**PAGE EXTRACT:**
But we go beyond assessment, also using these characteristic functional abilities and deficits, in care and treatment. Our goal is to match the challenge of the activity and our approach to the person’s ability level. We use cognitive activity analysis to adapt any activity to the just right level of challenge.

As an example:

Allen Cognitive Level 3 is called Manual Actions (aka middle stage dementia) and consists of these key characteristics:

  • Deficits:  The person is no longer goal directed (doesn’t recall the goal of an activity) and cannot sequence self through the steps of an activity.
  • Abilities: The person can follow cues and 1 step directions (to be sequenced through each step of an activity) and can pick-up/hold/use familiar objects.

Therefore, knowing these characteristic abilities and challenges, I would know how to adapt an activity like making cookies for someone performing in Allen Cognitive Level 3 to participate successfully.

  • Is not goal directed: At this level they wouldn’t be able to remember a recipe and make the cookies on their own (sequencing themselves), so I wouldn’t ask that of them.
  • Can follow 1 step directions: But I could get out the needed supplies and cue them (verbally and visually) to do one step at a time (e.g., Step 1: Stir the dough. Step 2: Roll the dough into balls, etc.).

With this appropriate activity simplification to match their cognitive level, they are helping to make cookies, doing about 50%, one single step at a time, with my cues and 1:1 assistance.

Similarly, therefore, I can take any familiar and valued activity that also has multiple steps and do the same thing. For example, I can help someone with dementia to brush their teeth, adapting it in the same way as I did for making cookies. Once again, I would break it into single steps, set out the supplies one at a time to match that step, and cue the person to do one step at a time. With this cognitive support a person in middle stage dementia can now achieve their potential to help brush their own teeth.

As you can see, when we know a person’s cognitive level/dementia stage we apply the stage to the care plan and help them to participate at their best ability in any valued activity.

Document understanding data
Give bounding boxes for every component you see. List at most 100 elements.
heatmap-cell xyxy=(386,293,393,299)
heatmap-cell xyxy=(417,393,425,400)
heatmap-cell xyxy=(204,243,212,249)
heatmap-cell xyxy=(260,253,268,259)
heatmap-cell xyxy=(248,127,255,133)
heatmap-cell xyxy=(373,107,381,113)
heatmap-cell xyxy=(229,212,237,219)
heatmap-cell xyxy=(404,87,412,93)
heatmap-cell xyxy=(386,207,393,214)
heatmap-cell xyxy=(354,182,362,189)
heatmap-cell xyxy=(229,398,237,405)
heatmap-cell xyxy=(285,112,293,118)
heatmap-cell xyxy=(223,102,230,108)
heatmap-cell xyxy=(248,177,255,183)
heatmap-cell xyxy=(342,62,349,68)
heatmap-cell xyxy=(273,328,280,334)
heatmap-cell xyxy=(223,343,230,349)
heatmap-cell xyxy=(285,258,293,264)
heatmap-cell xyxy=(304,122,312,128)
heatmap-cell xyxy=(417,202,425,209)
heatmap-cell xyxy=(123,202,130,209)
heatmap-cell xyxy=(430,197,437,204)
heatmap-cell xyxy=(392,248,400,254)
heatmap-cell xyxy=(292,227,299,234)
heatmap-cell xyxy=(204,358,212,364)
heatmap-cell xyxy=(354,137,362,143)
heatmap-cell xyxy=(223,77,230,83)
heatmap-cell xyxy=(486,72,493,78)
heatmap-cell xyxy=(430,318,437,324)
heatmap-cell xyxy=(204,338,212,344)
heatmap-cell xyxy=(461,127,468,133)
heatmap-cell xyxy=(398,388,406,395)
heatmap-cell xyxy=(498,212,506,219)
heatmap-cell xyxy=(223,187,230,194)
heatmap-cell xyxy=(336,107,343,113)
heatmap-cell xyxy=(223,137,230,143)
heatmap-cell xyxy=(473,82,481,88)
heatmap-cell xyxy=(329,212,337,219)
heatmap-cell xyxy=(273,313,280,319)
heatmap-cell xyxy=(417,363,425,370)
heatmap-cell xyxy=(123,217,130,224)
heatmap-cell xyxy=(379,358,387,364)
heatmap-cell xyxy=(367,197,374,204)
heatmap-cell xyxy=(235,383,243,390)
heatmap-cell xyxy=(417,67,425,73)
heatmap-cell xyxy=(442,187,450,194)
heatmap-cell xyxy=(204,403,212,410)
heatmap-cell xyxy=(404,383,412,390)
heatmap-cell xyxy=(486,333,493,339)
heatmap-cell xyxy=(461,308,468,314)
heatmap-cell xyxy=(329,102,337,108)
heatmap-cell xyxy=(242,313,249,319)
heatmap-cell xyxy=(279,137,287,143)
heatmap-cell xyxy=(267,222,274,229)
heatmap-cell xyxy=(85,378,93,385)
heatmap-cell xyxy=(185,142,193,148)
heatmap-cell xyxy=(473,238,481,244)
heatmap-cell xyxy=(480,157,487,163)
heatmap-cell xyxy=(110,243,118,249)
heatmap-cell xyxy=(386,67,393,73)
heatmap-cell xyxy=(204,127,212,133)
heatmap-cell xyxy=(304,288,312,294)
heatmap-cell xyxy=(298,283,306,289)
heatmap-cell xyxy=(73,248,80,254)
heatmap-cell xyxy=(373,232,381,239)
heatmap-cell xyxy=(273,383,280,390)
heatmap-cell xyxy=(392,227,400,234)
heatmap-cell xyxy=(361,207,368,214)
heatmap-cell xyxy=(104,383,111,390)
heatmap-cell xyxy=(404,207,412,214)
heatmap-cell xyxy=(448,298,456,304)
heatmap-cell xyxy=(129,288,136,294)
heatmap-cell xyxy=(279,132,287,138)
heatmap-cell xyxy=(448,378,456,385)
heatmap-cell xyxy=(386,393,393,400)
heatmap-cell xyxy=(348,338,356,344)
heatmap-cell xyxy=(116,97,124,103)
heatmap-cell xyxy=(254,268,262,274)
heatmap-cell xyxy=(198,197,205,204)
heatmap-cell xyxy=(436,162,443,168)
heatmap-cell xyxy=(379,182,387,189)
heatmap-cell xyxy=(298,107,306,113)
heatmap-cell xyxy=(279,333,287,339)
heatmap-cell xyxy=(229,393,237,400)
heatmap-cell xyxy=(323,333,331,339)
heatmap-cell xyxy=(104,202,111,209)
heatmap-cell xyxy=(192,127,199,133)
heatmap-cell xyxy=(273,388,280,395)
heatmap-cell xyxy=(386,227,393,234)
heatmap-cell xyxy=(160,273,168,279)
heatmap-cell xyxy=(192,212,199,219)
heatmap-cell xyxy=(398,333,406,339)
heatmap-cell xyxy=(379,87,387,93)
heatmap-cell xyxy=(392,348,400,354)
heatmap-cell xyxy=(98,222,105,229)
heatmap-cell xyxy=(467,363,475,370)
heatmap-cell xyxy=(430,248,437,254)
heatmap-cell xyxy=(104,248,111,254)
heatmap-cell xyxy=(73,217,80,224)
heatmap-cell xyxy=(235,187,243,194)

**WHAT THIS EXERCISE ASKS:**
**A)** According to the dementia care text, what is Allen Cognitive Level 3 called?
**B)** Transcribe the dementia care text from "Similarly, therefore, I" up to and including "any valued activity.".
Work only from the dementia care text and ignore the rows.

**RESPONSES FOR EACH TASK:**
**A)** Manual Actions, also known as middle stage dementia.

**B)**
Similarly, therefore, I can take any familiar and valued activity that also has multiple steps and do the same thing. For example, I can help someone with dementia to brush their teeth, adapting it in the same way as I did for making cookies. Once again, I would break it into single steps, set out the supplies one at a time to match that step, and cue the person to do one step at a time. With this cognitive support a person in middle stage dementia can now achieve their potential to help brush their own teeth.

As you can see, when we know a person’s cognitive level/dementia stage we apply the stage to the care plan and help them to participate at their best ability in any valued activity.